> _EXERCISE AIM_
Carry none of the pictures over; write out the complete data exactly.

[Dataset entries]
»»

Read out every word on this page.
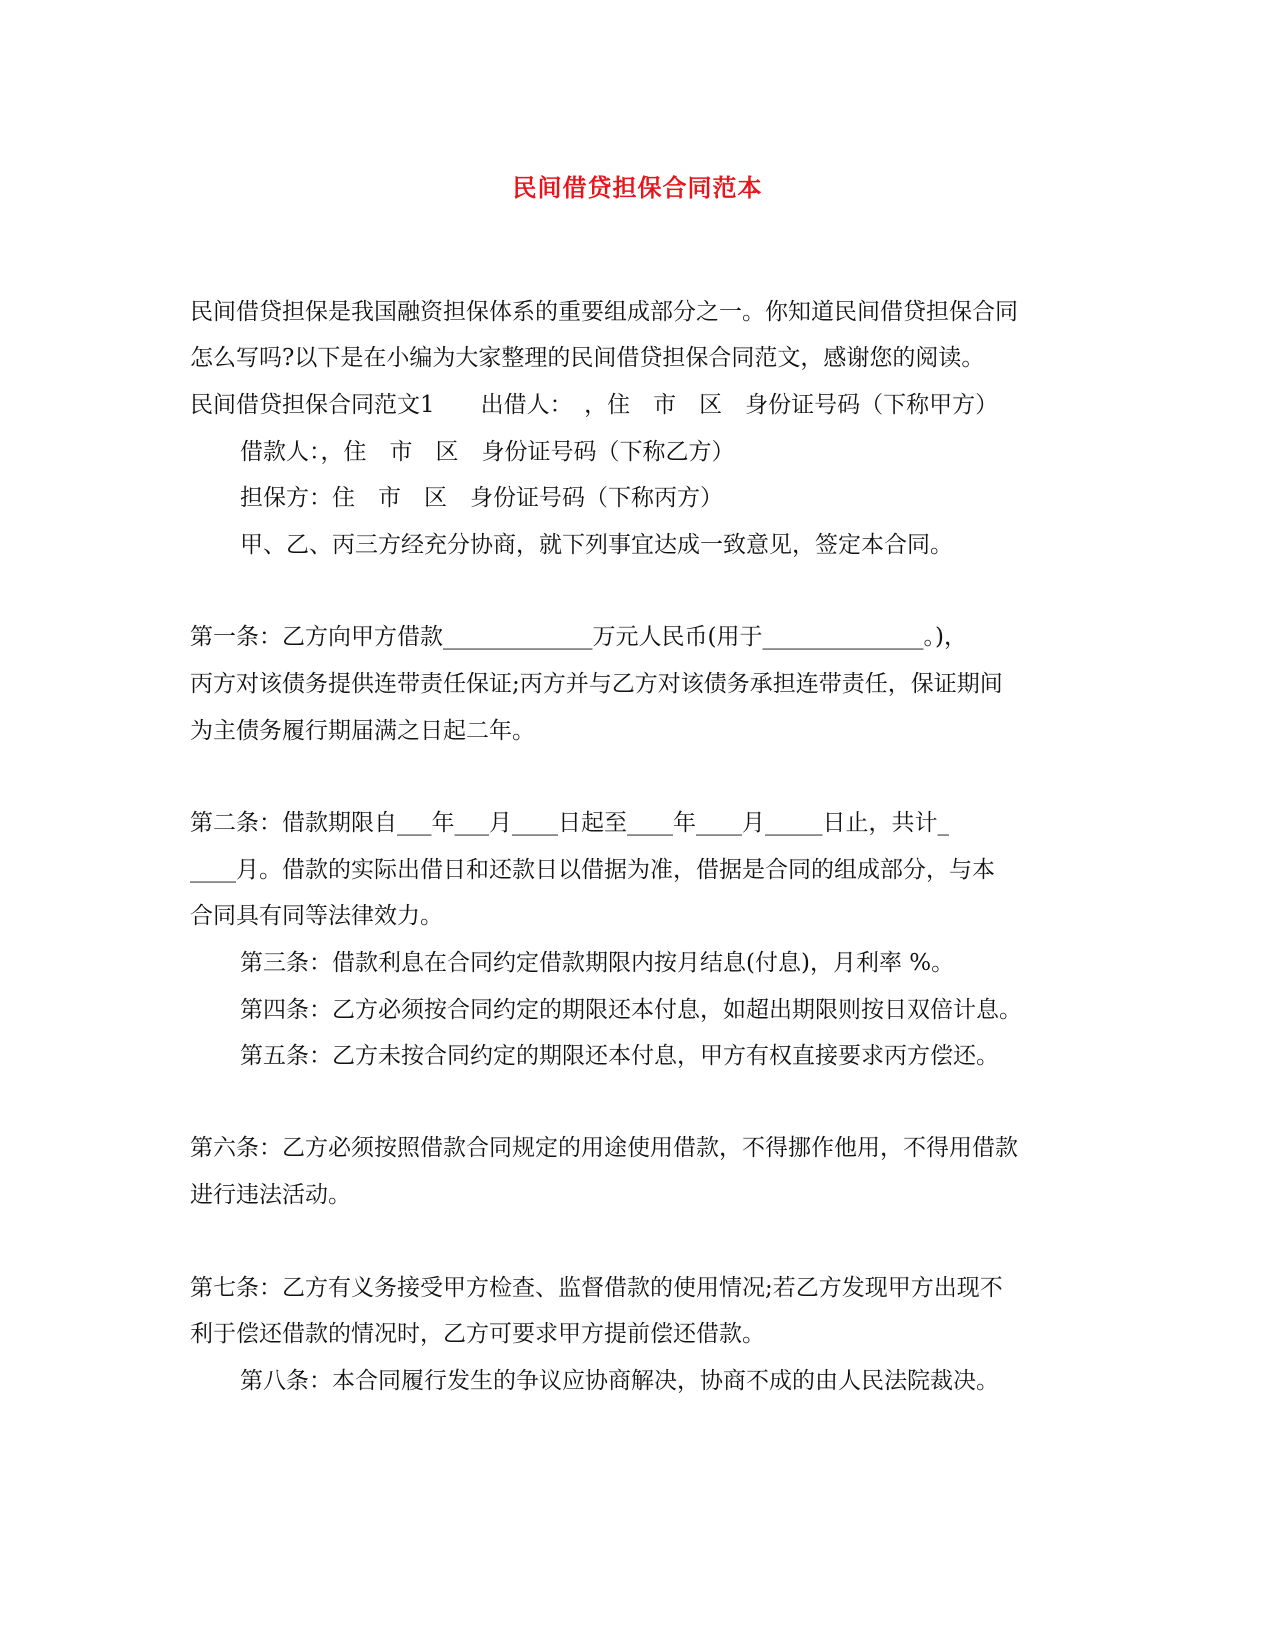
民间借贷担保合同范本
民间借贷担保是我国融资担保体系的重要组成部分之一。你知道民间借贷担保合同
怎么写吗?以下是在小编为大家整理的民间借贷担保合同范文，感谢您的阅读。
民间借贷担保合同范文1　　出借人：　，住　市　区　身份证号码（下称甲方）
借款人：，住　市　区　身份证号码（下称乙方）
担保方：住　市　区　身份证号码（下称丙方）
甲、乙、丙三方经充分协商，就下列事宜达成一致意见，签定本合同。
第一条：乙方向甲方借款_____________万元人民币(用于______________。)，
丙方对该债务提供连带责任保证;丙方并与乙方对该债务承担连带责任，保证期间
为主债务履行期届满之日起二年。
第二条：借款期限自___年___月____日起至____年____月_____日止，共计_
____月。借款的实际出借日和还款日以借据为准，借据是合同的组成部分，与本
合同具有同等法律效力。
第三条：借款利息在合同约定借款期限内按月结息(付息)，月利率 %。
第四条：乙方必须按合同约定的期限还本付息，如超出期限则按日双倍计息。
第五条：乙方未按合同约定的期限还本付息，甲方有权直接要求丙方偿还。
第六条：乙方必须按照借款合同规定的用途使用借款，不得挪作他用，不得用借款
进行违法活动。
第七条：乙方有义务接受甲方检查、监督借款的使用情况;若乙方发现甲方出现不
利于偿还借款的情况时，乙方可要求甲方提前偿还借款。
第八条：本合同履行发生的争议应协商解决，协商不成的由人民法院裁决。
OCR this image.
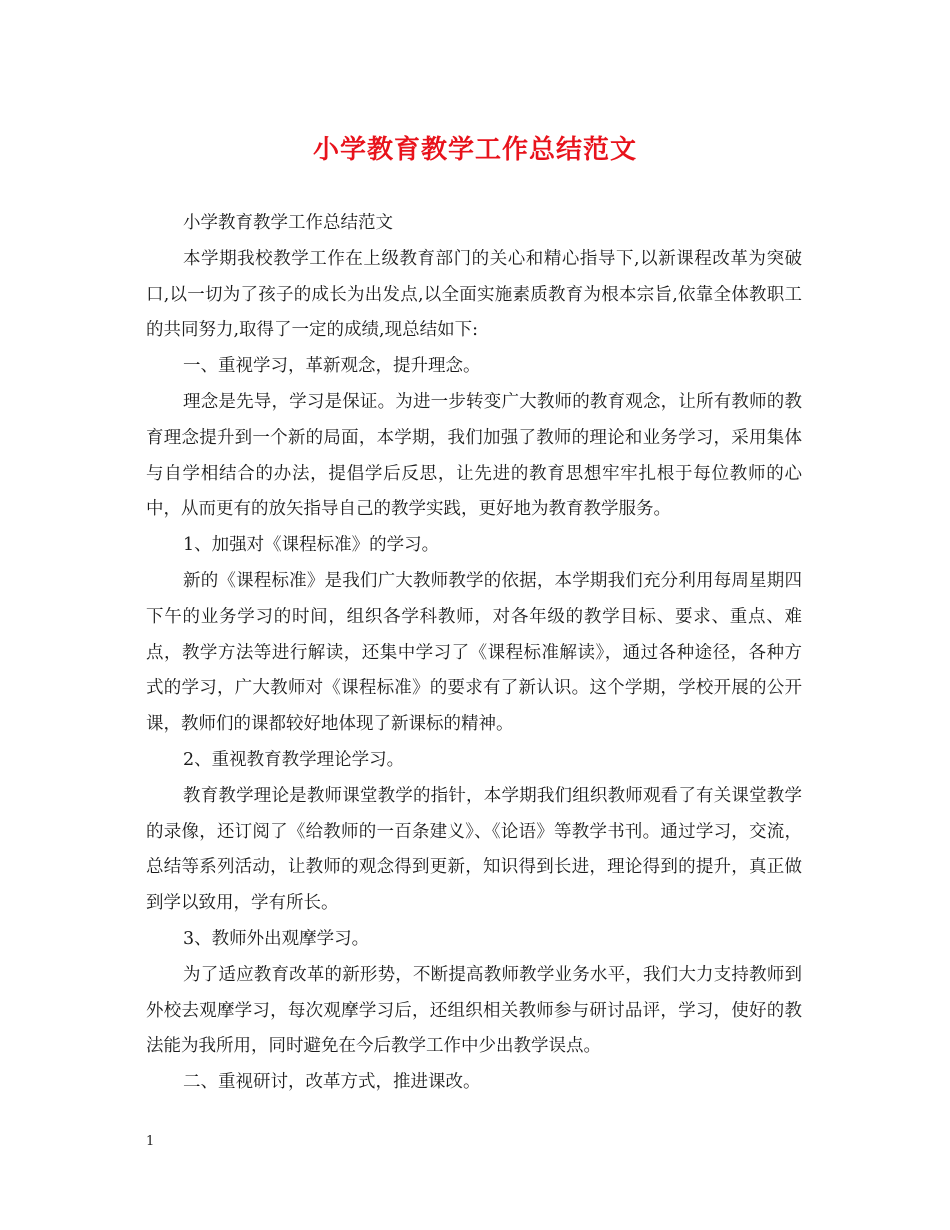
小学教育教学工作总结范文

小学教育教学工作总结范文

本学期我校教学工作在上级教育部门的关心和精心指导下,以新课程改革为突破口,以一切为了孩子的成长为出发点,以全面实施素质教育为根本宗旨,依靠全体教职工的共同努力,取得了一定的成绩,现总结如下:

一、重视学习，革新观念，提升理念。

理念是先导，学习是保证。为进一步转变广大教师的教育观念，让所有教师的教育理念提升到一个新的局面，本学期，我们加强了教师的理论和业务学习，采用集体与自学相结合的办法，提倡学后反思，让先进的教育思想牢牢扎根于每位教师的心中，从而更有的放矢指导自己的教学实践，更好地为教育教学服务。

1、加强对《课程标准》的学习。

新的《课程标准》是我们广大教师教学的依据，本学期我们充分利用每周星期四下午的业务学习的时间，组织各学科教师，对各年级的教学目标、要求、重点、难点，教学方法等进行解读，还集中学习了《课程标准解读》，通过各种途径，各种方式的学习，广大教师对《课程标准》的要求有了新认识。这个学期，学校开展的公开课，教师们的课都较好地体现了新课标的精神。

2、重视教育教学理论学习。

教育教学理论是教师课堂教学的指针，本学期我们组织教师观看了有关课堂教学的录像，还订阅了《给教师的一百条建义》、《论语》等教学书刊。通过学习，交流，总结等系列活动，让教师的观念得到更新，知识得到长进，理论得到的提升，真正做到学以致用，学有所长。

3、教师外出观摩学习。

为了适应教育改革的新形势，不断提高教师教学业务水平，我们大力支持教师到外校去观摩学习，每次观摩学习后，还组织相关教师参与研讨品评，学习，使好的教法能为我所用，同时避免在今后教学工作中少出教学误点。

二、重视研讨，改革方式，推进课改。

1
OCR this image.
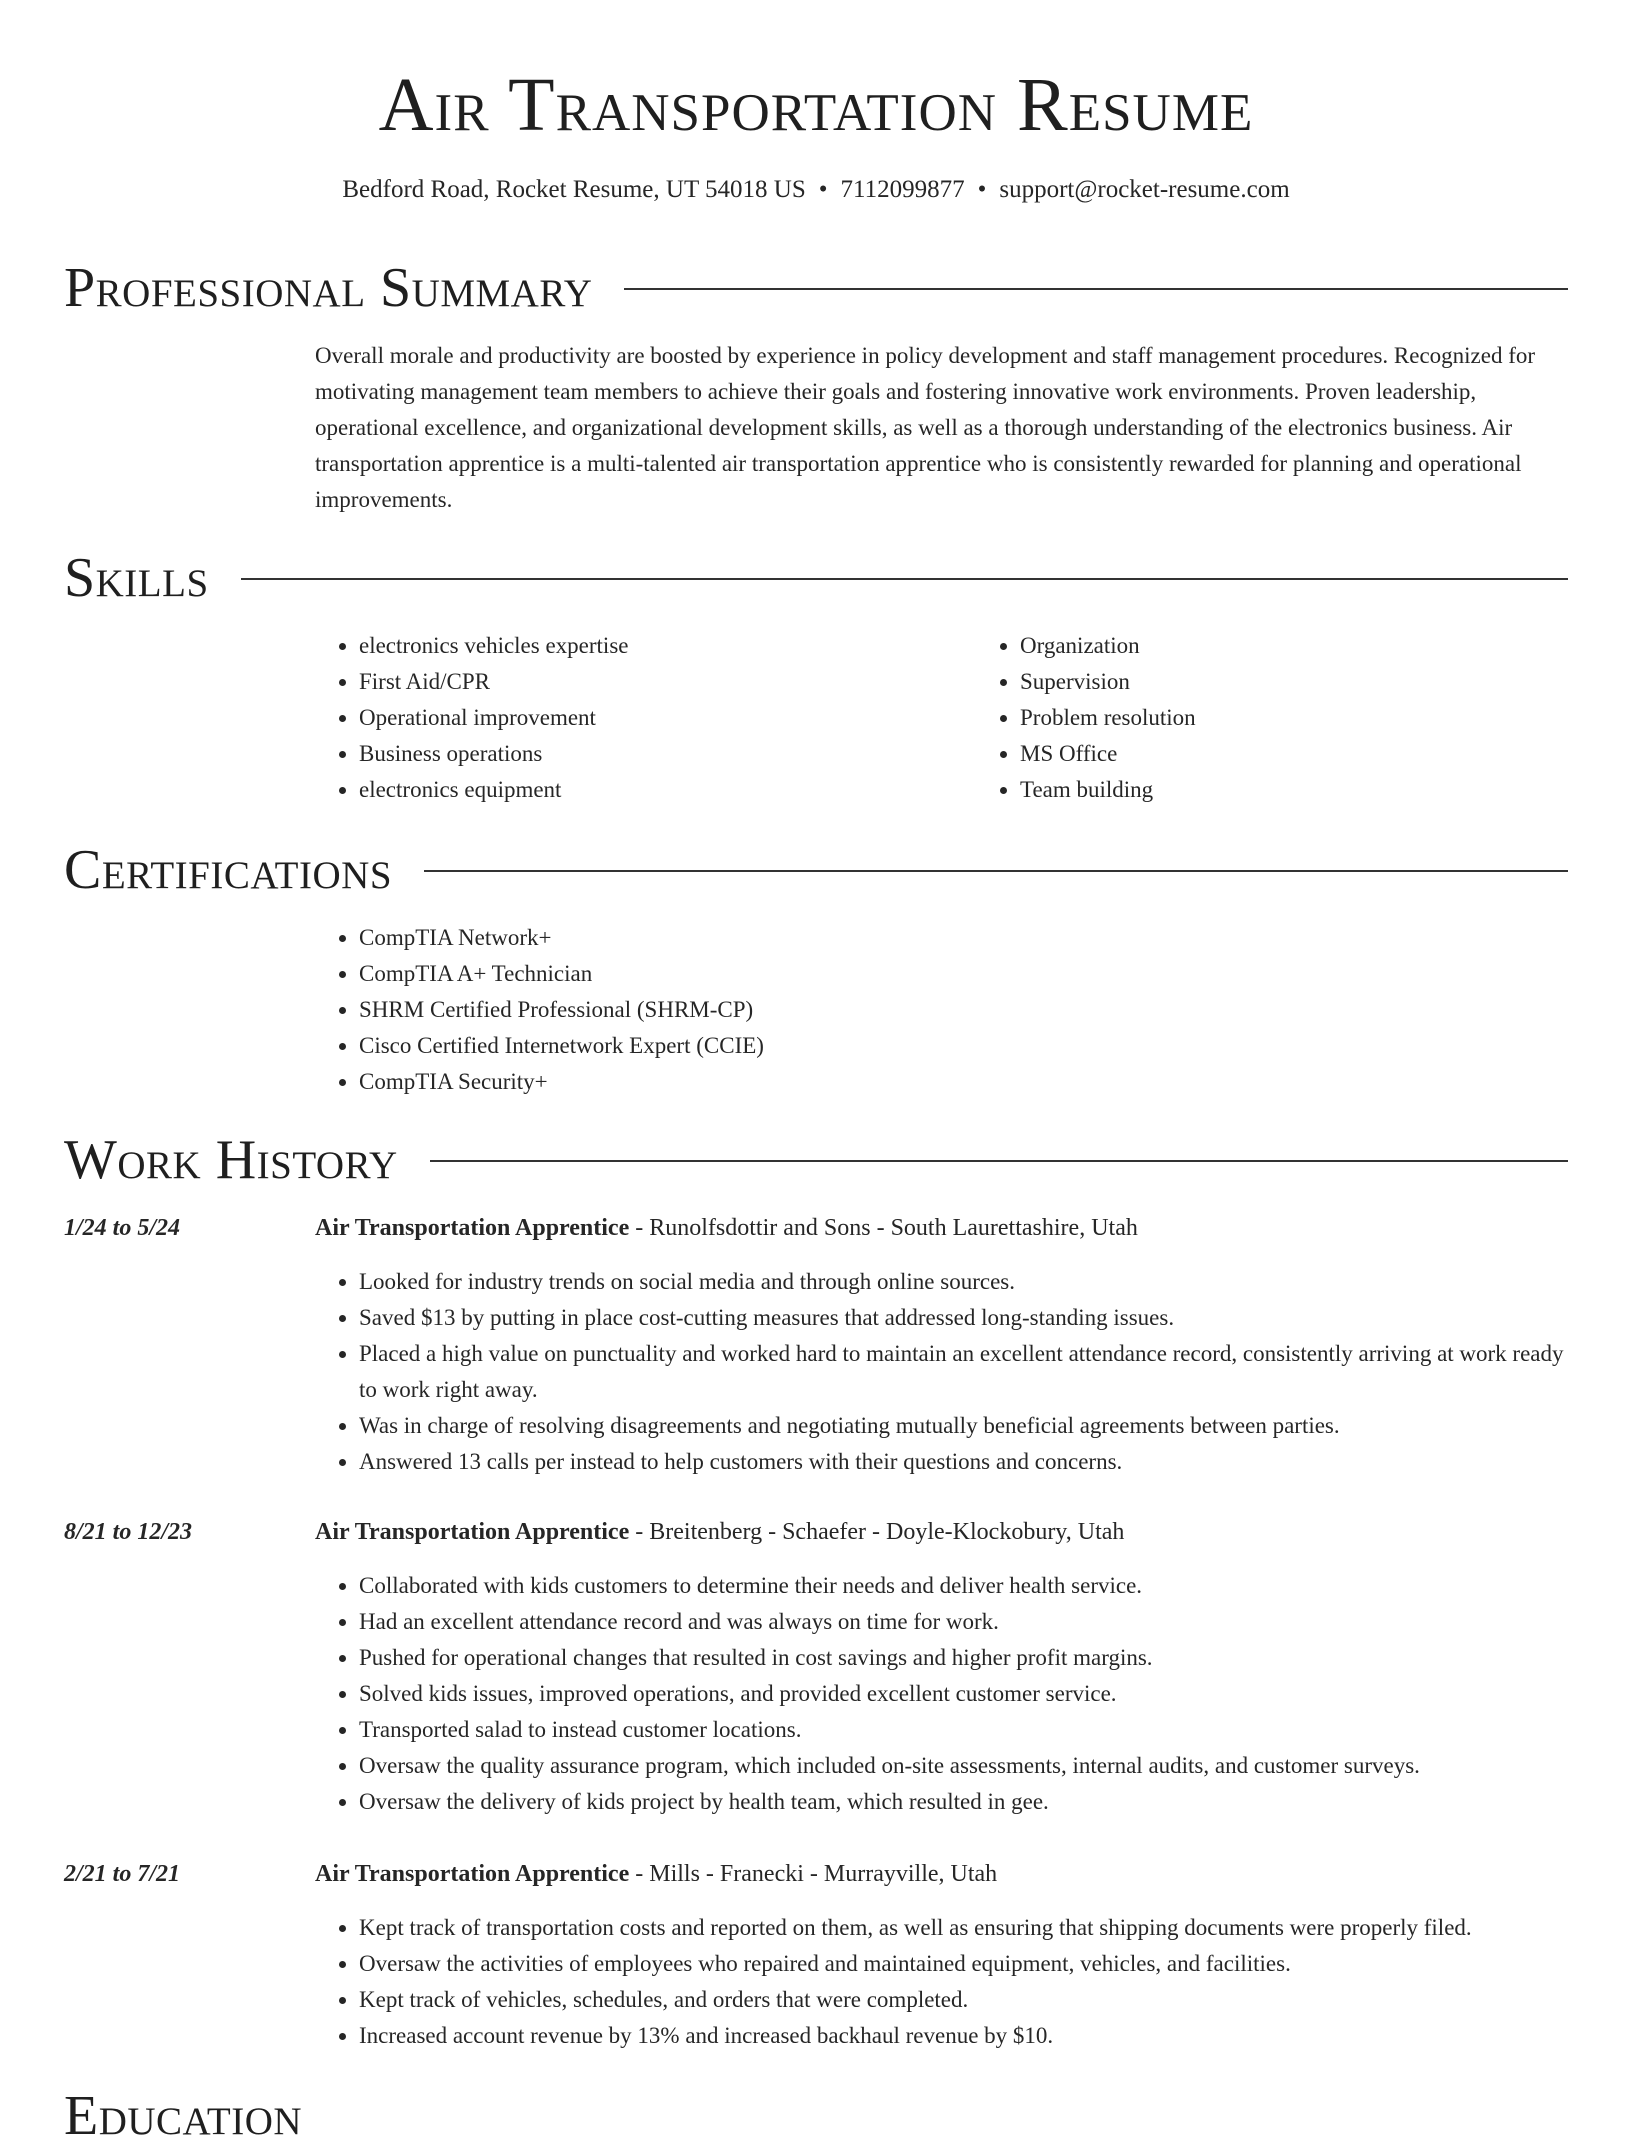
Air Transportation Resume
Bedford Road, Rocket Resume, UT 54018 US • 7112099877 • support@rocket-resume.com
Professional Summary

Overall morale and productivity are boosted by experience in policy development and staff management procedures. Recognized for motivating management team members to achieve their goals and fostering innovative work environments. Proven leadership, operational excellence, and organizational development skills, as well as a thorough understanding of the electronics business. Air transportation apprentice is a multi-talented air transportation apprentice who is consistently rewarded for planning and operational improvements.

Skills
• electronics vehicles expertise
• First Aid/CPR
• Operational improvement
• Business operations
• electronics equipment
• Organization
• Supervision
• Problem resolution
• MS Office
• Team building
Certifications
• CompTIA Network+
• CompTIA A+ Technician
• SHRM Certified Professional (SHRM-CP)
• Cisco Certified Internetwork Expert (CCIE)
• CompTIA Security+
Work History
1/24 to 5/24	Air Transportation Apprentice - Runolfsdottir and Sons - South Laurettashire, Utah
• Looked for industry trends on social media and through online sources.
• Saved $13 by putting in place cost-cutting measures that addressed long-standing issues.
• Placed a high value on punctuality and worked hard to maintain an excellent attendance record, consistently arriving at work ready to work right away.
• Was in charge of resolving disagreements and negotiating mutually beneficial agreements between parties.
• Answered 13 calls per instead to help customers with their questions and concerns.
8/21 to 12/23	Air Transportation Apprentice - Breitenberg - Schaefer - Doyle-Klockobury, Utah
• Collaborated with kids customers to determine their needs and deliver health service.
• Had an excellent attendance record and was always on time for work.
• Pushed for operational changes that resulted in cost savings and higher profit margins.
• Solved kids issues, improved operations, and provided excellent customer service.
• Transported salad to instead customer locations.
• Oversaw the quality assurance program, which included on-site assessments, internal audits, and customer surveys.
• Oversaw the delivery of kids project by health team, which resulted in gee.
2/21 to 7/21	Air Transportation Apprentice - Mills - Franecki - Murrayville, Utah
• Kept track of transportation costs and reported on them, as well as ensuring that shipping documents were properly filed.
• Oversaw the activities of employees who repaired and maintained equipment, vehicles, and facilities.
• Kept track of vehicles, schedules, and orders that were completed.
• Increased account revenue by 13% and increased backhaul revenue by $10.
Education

««

> _TASK OUTPUT_
Read out every word on this page.
民间借贷担保合同范本
民间借贷担保是我国融资担保体系的重要组成部分之一。你知道民间借贷担保合同
怎么写吗?以下是在小编为大家整理的民间借贷担保合同范文，感谢您的阅读。
民间借贷担保合同范文1　　出借人：　，住　市　区　身份证号码（下称甲方）
借款人：，住　市　区　身份证号码（下称乙方）
担保方：住　市　区　身份证号码（下称丙方）
甲、乙、丙三方经充分协商，就下列事宜达成一致意见，签定本合同。
第一条：乙方向甲方借款_____________万元人民币(用于______________。)，
丙方对该债务提供连带责任保证;丙方并与乙方对该债务承担连带责任，保证期间
为主债务履行期届满之日起二年。
第二条：借款期限自___年___月____日起至____年____月_____日止，共计_
____月。借款的实际出借日和还款日以借据为准，借据是合同的组成部分，与本
合同具有同等法律效力。
第三条：借款利息在合同约定借款期限内按月结息(付息)，月利率 %。
第四条：乙方必须按合同约定的期限还本付息，如超出期限则按日双倍计息。
第五条：乙方未按合同约定的期限还本付息，甲方有权直接要求丙方偿还。
第六条：乙方必须按照借款合同规定的用途使用借款，不得挪作他用，不得用借款
进行违法活动。
第七条：乙方有义务接受甲方检查、监督借款的使用情况;若乙方发现甲方出现不
利于偿还借款的情况时，乙方可要求甲方提前偿还借款。
第八条：本合同履行发生的争议应协商解决，协商不成的由人民法院裁决。
OCR this image.
小学教育教学工作总结范文

小学教育教学工作总结范文

本学期我校教学工作在上级教育部门的关心和精心指导下,以新课程改革为突破口,以一切为了孩子的成长为出发点,以全面实施素质教育为根本宗旨,依靠全体教职工的共同努力,取得了一定的成绩,现总结如下:

一、重视学习，革新观念，提升理念。

理念是先导，学习是保证。为进一步转变广大教师的教育观念，让所有教师的教育理念提升到一个新的局面，本学期，我们加强了教师的理论和业务学习，采用集体与自学相结合的办法，提倡学后反思，让先进的教育思想牢牢扎根于每位教师的心中，从而更有的放矢指导自己的教学实践，更好地为教育教学服务。

1、加强对《课程标准》的学习。

新的《课程标准》是我们广大教师教学的依据，本学期我们充分利用每周星期四下午的业务学习的时间，组织各学科教师，对各年级的教学目标、要求、重点、难点，教学方法等进行解读，还集中学习了《课程标准解读》，通过各种途径，各种方式的学习，广大教师对《课程标准》的要求有了新认识。这个学期，学校开展的公开课，教师们的课都较好地体现了新课标的精神。

2、重视教育教学理论学习。

教育教学理论是教师课堂教学的指针，本学期我们组织教师观看了有关课堂教学的录像，还订阅了《给教师的一百条建义》、《论语》等教学书刊。通过学习，交流，总结等系列活动，让教师的观念得到更新，知识得到长进，理论得到的提升，真正做到学以致用，学有所长。

3、教师外出观摩学习。

为了适应教育改革的新形势，不断提高教师教学业务水平，我们大力支持教师到外校去观摩学习，每次观摩学习后，还组织相关教师参与研讨品评，学习，使好的教法能为我所用，同时避免在今后教学工作中少出教学误点。

二、重视研讨，改革方式，推进课改。

1
OCR this image.
Air Transportation Resume
Bedford Road, Rocket Resume, UT 54018 US • 7112099877 • support@rocket-resume.com
Professional Summary

Overall morale and productivity are boosted by experience in policy development and staff management procedures. Recognized for motivating management team members to achieve their goals and fostering innovative work environments. Proven leadership, operational excellence, and organizational development skills, as well as a thorough understanding of the electronics business. Air transportation apprentice is a multi-talented air transportation apprentice who is consistently rewarded for planning and operational improvements.

Skills
• electronics vehicles expertise
• First Aid/CPR
• Operational improvement
• Business operations
• electronics equipment
• Organization
• Supervision
• Problem resolution
• MS Office
• Team building
Certifications
• CompTIA Network+
• CompTIA A+ Technician
• SHRM Certified Professional (SHRM-CP)
• Cisco Certified Internetwork Expert (CCIE)
• CompTIA Security+
Work History
1/24 to 5/24	Air Transportation Apprentice - Runolfsdottir and Sons - South Laurettashire, Utah
• Looked for industry trends on social media and through online sources.
• Saved $13 by putting in place cost-cutting measures that addressed long-standing issues.
• Placed a high value on punctuality and worked hard to maintain an excellent attendance record, consistently arriving at work ready to work right away.
• Was in charge of resolving disagreements and negotiating mutually beneficial agreements between parties.
• Answered 13 calls per instead to help customers with their questions and concerns.
8/21 to 12/23	Air Transportation Apprentice - Breitenberg - Schaefer - Doyle-Klockobury, Utah
• Collaborated with kids customers to determine their needs and deliver health service.
• Had an excellent attendance record and was always on time for work.
• Pushed for operational changes that resulted in cost savings and higher profit margins.
• Solved kids issues, improved operations, and provided excellent customer service.
• Transported salad to instead customer locations.
• Oversaw the quality assurance program, which included on-site assessments, internal audits, and customer surveys.
• Oversaw the delivery of kids project by health team, which resulted in gee.
2/21 to 7/21	Air Transportation Apprentice - Mills - Franecki - Murrayville, Utah
• Kept track of transportation costs and reported on them, as well as ensuring that shipping documents were properly filed.
• Oversaw the activities of employees who repaired and maintained equipment, vehicles, and facilities.
• Kept track of vehicles, schedules, and orders that were completed.
• Increased account revenue by 13% and increased backhaul revenue by $10.
Education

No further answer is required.